AIM OF THE TASK :: All material below is to be reproduced exactly.

EXTRACTED INFORMATION ::
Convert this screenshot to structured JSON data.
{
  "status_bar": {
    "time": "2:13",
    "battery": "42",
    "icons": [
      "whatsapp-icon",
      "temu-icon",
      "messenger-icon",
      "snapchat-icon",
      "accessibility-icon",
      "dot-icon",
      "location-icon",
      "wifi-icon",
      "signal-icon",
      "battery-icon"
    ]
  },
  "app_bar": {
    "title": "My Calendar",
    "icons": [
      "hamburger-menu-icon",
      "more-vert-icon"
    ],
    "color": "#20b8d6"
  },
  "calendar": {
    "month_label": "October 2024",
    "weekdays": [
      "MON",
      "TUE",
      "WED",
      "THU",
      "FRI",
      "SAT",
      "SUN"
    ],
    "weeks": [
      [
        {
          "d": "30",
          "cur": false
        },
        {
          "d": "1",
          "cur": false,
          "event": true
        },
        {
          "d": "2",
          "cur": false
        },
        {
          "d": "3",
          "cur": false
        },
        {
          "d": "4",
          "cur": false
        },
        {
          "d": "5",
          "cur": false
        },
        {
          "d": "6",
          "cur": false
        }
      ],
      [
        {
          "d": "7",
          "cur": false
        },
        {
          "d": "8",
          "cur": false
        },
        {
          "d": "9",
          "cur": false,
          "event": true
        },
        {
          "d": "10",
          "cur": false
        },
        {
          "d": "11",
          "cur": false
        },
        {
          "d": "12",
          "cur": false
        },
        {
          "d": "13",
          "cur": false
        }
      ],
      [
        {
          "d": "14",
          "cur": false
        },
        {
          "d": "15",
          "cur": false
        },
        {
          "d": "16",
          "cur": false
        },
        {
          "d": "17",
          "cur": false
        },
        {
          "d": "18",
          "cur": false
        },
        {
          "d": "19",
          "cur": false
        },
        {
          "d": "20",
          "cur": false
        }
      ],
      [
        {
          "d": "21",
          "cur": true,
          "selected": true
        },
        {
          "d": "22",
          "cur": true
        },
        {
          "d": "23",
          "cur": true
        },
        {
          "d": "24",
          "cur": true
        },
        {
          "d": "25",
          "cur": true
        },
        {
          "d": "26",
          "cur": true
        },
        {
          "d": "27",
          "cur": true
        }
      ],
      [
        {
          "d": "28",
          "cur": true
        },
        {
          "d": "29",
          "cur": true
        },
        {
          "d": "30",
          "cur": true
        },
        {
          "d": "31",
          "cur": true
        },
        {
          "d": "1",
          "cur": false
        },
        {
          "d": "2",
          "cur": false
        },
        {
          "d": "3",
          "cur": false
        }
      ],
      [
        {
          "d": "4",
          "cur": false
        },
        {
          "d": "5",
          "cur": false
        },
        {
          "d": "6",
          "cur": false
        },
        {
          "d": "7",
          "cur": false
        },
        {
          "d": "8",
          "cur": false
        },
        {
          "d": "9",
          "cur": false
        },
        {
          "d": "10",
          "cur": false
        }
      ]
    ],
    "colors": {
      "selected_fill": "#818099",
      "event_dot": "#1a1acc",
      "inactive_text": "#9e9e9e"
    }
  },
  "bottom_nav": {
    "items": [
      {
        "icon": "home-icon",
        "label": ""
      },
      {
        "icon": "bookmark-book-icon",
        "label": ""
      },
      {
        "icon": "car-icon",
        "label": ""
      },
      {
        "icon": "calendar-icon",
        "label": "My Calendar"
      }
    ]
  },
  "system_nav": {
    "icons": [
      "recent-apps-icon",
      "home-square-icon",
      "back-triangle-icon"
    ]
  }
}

IN RESPONSE ::
Convert this screenshot to structured JSON data.
{
  "status_bar": {
    "time": "2:13",
    "battery": "42",
    "icons": [
      "whatsapp-icon",
      "temu-icon",
      "messenger-icon",
      "snapchat-icon",
      "accessibility-icon",
      "dot-icon",
      "location-icon",
      "wifi-icon",
      "signal-icon",
      "battery-icon"
    ]
  },
  "app_bar": {
    "title": "My Calendar",
    "icons": [
      "hamburger-menu-icon",
      "more-vert-icon"
    ],
    "color": "#20b8d6"
  },
  "calendar": {
    "month_label": "October 2024",
    "weekdays": [
      "MON",
      "TUE",
      "WED",
      "THU",
      "FRI",
      "SAT",
      "SUN"
    ],
    "weeks": [
      [
        {
          "d": "30",
          "cur": false
        },
        {
          "d": "1",
          "cur": false,
          "event": true
        },
        {
          "d": "2",
          "cur": false
        },
        {
          "d": "3",
          "cur": false
        },
        {
          "d": "4",
          "cur": false
        },
        {
          "d": "5",
          "cur": false
        },
        {
          "d": "6",
          "cur": false
        }
      ],
      [
        {
          "d": "7",
          "cur": false
        },
        {
          "d": "8",
          "cur": false
        },
        {
          "d": "9",
          "cur": false,
          "event": true
        },
        {
          "d": "10",
          "cur": false
        },
        {
          "d": "11",
          "cur": false
        },
        {
          "d": "12",
          "cur": false
        },
        {
          "d": "13",
          "cur": false
        }
      ],
      [
        {
          "d": "14",
          "cur": false
        },
        {
          "d": "15",
          "cur": false
        },
        {
          "d": "16",
          "cur": false
        },
        {
          "d": "17",
          "cur": false
        },
        {
          "d": "18",
          "cur": false
        },
        {
          "d": "19",
          "cur": false
        },
        {
          "d": "20",
          "cur": false
        }
      ],
      [
        {
          "d": "21",
          "cur": true,
          "selected": true
        },
        {
          "d": "22",
          "cur": true
        },
        {
          "d": "23",
          "cur": true
        },
        {
          "d": "24",
          "cur": true
        },
        {
          "d": "25",
          "cur": true
        },
        {
          "d": "26",
          "cur": true
        },
        {
          "d": "27",
          "cur": true
        }
      ],
      [
        {
          "d": "28",
          "cur": true
        },
        {
          "d": "29",
          "cur": true
        },
        {
          "d": "30",
          "cur": true
        },
        {
          "d": "31",
          "cur": true
        },
        {
          "d": "1",
          "cur": false
        },
        {
          "d": "2",
          "cur": false
        },
        {
          "d": "3",
          "cur": false
        }
      ],
      [
        {
          "d": "4",
          "cur": false
        },
        {
          "d": "5",
          "cur": false
        },
        {
          "d": "6",
          "cur": false
        },
        {
          "d": "7",
          "cur": false
        },
        {
          "d": "8",
          "cur": false
        },
        {
          "d": "9",
          "cur": false
        },
        {
          "d": "10",
          "cur": false
        }
      ]
    ],
    "colors": {
      "selected_fill": "#818099",
      "event_dot": "#1a1acc",
      "inactive_text": "#9e9e9e"
    }
  },
  "bottom_nav": {
    "items": [
      {
        "icon": "home-icon",
        "label": ""
      },
      {
        "icon": "bookmark-book-icon",
        "label": ""
      },
      {
        "icon": "car-icon",
        "label": ""
      },
      {
        "icon": "calendar-icon",
        "label": "My Calendar"
      }
    ]
  },
  "system_nav": {
    "icons": [
      "recent-apps-icon",
      "home-square-icon",
      "back-triangle-icon"
    ]
  }
}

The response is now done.